Extract all of the entries and set them down verbatim.

======== EXERCISE INPUTS ========

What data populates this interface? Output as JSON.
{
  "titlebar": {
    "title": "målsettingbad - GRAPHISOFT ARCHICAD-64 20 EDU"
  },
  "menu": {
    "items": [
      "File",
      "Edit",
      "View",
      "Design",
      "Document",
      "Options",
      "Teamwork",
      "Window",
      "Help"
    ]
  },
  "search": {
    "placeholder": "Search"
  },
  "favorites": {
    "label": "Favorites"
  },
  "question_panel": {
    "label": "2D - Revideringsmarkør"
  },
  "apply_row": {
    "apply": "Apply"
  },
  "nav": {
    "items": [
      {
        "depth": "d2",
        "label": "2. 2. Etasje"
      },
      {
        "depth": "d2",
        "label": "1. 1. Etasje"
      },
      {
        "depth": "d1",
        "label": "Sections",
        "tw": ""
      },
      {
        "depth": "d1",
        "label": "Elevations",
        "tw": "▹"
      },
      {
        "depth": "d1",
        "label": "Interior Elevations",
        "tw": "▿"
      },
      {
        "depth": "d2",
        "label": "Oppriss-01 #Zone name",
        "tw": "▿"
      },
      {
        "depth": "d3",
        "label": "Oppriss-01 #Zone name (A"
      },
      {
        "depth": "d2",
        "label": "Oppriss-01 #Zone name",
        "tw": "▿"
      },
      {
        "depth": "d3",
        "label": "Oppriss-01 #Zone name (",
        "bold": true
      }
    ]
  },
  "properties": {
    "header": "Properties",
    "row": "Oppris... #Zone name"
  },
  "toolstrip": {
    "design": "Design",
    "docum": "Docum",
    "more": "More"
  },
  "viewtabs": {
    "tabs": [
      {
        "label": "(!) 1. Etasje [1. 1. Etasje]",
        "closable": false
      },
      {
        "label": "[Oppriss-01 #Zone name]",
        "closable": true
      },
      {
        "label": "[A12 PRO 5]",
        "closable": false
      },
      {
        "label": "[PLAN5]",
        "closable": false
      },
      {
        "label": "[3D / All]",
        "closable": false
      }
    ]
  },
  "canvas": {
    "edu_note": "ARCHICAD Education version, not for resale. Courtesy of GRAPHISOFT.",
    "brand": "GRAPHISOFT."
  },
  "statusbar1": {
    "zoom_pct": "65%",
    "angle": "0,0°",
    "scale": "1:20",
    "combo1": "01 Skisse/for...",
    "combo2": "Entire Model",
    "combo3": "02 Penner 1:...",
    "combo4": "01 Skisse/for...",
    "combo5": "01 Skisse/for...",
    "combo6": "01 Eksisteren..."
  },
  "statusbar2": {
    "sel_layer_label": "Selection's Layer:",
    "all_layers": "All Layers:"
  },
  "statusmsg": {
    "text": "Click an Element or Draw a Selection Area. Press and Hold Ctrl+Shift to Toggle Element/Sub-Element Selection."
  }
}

========

SOLUTION:
What data populates this interface? Output as JSON.
{
  "titlebar": {
    "title": "målsettingbad - GRAPHISOFT ARCHICAD-64 20 EDU"
  },
  "menu": {
    "items": [
      "File",
      "Edit",
      "View",
      "Design",
      "Document",
      "Options",
      "Teamwork",
      "Window",
      "Help"
    ]
  },
  "search": {
    "placeholder": "Search"
  },
  "favorites": {
    "label": "Favorites"
  },
  "question_panel": {
    "label": "2D - Revideringsmarkør"
  },
  "apply_row": {
    "apply": "Apply"
  },
  "nav": {
    "items": [
      {
        "depth": "d2",
        "label": "2. 2. Etasje"
      },
      {
        "depth": "d2",
        "label": "1. 1. Etasje"
      },
      {
        "depth": "d1",
        "label": "Sections",
        "tw": ""
      },
      {
        "depth": "d1",
        "label": "Elevations",
        "tw": "▹"
      },
      {
        "depth": "d1",
        "label": "Interior Elevations",
        "tw": "▿"
      },
      {
        "depth": "d2",
        "label": "Oppriss-01 #Zone name",
        "tw": "▿"
      },
      {
        "depth": "d3",
        "label": "Oppriss-01 #Zone name (A"
      },
      {
        "depth": "d2",
        "label": "Oppriss-01 #Zone name",
        "tw": "▿"
      },
      {
        "depth": "d3",
        "label": "Oppriss-01 #Zone name (",
        "bold": true
      }
    ]
  },
  "properties": {
    "header": "Properties",
    "row": "Oppris... #Zone name"
  },
  "toolstrip": {
    "design": "Design",
    "docum": "Docum",
    "more": "More"
  },
  "viewtabs": {
    "tabs": [
      {
        "label": "(!) 1. Etasje [1. 1. Etasje]",
        "closable": false
      },
      {
        "label": "[Oppriss-01 #Zone name]",
        "closable": true
      },
      {
        "label": "[A12 PRO 5]",
        "closable": false
      },
      {
        "label": "[PLAN5]",
        "closable": false
      },
      {
        "label": "[3D / All]",
        "closable": false
      }
    ]
  },
  "canvas": {
    "edu_note": "ARCHICAD Education version, not for resale. Courtesy of GRAPHISOFT.",
    "brand": "GRAPHISOFT."
  },
  "statusbar1": {
    "zoom_pct": "65%",
    "angle": "0,0°",
    "scale": "1:20",
    "combo1": "01 Skisse/for...",
    "combo2": "Entire Model",
    "combo3": "02 Penner 1:...",
    "combo4": "01 Skisse/for...",
    "combo5": "01 Skisse/for...",
    "combo6": "01 Eksisteren..."
  },
  "statusbar2": {
    "sel_layer_label": "Selection's Layer:",
    "all_layers": "All Layers:"
  },
  "statusmsg": {
    "text": "Click an Element or Draw a Selection Area. Press and Hold Ctrl+Shift to Toggle Element/Sub-Element Selection."
  }
}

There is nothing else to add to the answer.